[Entries from a dataset]

• • •

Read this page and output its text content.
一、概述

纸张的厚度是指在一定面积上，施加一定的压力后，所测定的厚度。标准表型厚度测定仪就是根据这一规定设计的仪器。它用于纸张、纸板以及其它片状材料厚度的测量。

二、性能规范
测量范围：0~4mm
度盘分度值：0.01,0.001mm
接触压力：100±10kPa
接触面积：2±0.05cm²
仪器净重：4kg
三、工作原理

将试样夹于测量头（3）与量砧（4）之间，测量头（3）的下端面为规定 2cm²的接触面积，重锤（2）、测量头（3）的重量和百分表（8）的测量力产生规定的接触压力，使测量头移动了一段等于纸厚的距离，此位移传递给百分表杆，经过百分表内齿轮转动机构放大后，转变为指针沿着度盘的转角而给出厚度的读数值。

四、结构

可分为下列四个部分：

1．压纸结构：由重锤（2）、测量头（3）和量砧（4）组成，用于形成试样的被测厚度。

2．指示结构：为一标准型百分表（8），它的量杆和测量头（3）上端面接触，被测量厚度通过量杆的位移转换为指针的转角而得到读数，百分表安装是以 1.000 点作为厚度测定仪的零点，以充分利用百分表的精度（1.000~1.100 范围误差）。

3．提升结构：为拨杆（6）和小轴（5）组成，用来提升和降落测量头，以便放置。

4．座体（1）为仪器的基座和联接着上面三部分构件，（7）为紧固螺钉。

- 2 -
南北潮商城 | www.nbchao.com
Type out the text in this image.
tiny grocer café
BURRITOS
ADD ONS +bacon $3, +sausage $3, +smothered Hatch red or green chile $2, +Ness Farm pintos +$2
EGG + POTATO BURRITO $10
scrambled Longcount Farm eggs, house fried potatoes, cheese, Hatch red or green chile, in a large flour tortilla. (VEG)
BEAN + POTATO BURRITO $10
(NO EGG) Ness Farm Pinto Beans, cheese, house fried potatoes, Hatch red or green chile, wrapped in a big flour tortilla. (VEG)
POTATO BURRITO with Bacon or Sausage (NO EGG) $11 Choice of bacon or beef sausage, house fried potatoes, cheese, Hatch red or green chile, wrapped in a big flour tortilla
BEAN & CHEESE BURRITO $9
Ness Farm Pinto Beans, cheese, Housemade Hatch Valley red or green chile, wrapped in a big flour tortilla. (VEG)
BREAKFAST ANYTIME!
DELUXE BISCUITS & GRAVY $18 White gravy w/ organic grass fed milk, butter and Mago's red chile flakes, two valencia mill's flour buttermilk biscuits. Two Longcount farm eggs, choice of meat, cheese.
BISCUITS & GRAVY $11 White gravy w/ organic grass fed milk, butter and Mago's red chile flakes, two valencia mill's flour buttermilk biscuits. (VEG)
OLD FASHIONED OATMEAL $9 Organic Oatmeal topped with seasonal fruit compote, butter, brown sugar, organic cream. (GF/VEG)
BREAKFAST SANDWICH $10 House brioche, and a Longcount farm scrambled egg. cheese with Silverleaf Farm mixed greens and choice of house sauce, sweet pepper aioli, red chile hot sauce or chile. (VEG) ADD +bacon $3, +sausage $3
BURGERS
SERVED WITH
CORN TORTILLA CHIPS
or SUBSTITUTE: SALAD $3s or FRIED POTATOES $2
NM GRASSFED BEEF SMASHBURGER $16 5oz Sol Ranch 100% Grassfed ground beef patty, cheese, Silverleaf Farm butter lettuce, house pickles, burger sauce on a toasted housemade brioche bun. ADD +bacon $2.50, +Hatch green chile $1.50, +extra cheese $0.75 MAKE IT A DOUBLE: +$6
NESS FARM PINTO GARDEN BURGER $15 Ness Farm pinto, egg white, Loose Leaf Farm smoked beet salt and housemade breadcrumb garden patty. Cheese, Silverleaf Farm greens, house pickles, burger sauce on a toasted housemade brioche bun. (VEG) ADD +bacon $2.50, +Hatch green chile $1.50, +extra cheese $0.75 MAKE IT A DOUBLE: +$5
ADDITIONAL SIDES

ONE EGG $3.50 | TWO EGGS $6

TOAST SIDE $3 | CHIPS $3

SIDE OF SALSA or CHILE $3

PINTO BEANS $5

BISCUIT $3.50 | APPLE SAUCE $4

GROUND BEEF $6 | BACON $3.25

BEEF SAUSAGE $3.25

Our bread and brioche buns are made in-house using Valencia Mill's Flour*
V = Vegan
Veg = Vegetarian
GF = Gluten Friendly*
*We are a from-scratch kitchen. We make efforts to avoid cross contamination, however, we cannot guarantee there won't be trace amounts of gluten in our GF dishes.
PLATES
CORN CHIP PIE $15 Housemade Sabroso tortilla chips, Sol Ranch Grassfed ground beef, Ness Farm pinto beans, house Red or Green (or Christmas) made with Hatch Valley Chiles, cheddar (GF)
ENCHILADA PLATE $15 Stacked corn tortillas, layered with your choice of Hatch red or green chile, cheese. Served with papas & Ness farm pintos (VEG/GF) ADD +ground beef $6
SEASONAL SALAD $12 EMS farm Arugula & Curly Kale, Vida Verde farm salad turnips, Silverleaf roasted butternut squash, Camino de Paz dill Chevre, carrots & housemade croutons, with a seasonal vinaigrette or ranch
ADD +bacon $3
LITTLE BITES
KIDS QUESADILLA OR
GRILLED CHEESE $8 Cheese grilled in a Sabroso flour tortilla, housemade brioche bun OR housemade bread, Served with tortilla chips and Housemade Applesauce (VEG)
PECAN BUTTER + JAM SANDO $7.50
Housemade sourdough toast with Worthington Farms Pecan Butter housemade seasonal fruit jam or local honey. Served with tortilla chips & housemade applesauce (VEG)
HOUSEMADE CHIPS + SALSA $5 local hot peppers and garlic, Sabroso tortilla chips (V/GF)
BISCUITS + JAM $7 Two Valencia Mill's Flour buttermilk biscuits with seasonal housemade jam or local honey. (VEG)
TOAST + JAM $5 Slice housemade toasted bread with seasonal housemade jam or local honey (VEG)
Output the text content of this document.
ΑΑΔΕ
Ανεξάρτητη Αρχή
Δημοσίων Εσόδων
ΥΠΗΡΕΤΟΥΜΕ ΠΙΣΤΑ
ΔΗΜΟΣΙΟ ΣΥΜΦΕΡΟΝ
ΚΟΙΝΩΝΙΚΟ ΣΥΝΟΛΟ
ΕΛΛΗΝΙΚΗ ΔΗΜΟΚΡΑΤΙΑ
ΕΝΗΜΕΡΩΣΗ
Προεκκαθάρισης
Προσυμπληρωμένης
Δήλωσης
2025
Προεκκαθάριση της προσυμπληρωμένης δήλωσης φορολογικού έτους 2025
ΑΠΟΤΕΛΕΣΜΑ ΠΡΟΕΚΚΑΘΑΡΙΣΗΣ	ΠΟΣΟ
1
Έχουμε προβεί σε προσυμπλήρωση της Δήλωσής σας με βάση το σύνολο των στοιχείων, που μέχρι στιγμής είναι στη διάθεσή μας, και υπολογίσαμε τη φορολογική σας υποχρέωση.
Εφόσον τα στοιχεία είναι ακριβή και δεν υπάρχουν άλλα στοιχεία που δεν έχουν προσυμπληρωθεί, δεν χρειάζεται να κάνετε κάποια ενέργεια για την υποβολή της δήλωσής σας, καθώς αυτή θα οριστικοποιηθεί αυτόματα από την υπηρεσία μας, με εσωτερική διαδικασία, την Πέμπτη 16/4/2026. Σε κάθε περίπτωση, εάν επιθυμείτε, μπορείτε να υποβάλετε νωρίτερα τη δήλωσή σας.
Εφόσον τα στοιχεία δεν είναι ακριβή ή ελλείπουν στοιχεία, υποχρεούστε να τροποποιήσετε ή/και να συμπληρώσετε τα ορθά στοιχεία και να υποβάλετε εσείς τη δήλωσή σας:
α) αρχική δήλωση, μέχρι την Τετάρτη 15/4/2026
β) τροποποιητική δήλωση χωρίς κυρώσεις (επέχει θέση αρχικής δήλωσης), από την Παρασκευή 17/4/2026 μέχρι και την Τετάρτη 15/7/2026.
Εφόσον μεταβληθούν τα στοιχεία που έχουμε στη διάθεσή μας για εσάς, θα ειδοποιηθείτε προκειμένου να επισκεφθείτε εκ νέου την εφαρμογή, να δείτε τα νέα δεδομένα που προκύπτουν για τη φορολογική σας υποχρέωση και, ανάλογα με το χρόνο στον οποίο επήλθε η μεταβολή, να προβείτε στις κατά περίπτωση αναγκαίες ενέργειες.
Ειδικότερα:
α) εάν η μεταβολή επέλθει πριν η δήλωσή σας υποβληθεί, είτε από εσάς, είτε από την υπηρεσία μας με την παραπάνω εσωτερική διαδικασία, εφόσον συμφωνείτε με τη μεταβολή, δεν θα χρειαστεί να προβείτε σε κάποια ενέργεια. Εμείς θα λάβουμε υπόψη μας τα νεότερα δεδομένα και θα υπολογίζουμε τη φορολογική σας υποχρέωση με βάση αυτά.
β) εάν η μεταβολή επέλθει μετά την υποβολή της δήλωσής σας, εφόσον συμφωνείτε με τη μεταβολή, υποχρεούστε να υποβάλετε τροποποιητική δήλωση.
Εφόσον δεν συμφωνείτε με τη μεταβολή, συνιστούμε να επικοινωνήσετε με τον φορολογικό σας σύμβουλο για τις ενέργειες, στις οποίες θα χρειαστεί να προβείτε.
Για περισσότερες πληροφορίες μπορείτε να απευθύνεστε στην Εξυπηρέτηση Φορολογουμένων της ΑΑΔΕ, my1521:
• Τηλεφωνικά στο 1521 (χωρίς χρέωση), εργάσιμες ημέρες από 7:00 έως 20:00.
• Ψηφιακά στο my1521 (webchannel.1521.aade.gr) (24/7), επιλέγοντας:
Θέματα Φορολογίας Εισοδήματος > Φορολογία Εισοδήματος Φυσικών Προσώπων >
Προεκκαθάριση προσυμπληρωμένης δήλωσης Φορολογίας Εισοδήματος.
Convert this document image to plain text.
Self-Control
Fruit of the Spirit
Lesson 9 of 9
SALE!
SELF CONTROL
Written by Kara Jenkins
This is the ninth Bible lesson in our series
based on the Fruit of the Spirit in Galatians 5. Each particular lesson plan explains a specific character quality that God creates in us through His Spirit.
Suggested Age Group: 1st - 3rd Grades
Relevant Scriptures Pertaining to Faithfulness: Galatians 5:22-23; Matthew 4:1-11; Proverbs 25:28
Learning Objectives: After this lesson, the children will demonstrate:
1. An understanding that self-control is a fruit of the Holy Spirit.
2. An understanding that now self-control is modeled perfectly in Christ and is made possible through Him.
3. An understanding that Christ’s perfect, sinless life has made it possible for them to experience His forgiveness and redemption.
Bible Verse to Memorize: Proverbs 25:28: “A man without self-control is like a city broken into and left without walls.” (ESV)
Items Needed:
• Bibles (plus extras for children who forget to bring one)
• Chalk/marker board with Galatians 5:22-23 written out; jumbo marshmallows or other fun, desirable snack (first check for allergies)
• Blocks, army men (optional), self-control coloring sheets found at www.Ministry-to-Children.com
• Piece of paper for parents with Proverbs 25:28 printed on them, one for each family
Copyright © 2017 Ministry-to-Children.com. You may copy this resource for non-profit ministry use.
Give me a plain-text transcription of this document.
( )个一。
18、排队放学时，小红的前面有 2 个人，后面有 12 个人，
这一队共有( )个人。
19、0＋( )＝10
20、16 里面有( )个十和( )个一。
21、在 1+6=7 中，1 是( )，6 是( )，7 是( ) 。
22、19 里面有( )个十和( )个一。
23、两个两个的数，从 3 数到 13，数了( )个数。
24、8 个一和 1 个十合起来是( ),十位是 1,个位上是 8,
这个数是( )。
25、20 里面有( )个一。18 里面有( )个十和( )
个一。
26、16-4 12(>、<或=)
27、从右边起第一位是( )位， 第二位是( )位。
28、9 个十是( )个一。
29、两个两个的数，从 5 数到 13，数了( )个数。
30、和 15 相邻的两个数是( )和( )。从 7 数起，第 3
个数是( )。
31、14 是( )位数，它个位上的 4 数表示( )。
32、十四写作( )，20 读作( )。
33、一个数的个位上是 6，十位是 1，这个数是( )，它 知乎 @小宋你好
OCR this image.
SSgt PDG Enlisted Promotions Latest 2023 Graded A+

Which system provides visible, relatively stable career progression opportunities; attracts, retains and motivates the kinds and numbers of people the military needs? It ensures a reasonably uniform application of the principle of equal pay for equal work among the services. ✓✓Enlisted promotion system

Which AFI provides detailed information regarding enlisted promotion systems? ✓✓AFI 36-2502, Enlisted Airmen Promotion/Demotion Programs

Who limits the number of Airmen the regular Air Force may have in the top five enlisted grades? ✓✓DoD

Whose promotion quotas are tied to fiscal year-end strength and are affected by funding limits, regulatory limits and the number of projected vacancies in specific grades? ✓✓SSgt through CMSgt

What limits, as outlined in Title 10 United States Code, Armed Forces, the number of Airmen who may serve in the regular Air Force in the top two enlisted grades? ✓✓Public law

• • •

◆ REQUIRED WORK: Look above for the line containing "Give me a plain-text"; copy from it through the last line, exactly, and nothing more.

◆ RESPONSE FOR THIS EXERCISE:
Give me a plain-text transcription of this document.
( )个一。
18、排队放学时，小红的前面有 2 个人，后面有 12 个人，
这一队共有( )个人。
19、0＋( )＝10
20、16 里面有( )个十和( )个一。
21、在 1+6=7 中，1 是( )，6 是( )，7 是( ) 。
22、19 里面有( )个十和( )个一。
23、两个两个的数，从 3 数到 13，数了( )个数。
24、8 个一和 1 个十合起来是( ),十位是 1,个位上是 8,
这个数是( )。
25、20 里面有( )个一。18 里面有( )个十和( )
个一。
26、16-4 12(>、<或=)
27、从右边起第一位是( )位， 第二位是( )位。
28、9 个十是( )个一。
29、两个两个的数，从 5 数到 13，数了( )个数。
30、和 15 相邻的两个数是( )和( )。从 7 数起，第 3
个数是( )。
31、14 是( )位数，它个位上的 4 数表示( )。
32、十四写作( )，20 读作( )。
33、一个数的个位上是 6，十位是 1，这个数是( )，它 知乎 @小宋你好
OCR this image.
SSgt PDG Enlisted Promotions Latest 2023 Graded A+

Which system provides visible, relatively stable career progression opportunities; attracts, retains and motivates the kinds and numbers of people the military needs? It ensures a reasonably uniform application of the principle of equal pay for equal work among the services. ✓✓Enlisted promotion system

Which AFI provides detailed information regarding enlisted promotion systems? ✓✓AFI 36-2502, Enlisted Airmen Promotion/Demotion Programs

Who limits the number of Airmen the regular Air Force may have in the top five enlisted grades? ✓✓DoD

Whose promotion quotas are tied to fiscal year-end strength and are affected by funding limits, regulatory limits and the number of projected vacancies in specific grades? ✓✓SSgt through CMSgt

What limits, as outlined in Title 10 United States Code, Armed Forces, the number of Airmen who may serve in the regular Air Force in the top two enlisted grades? ✓✓Public law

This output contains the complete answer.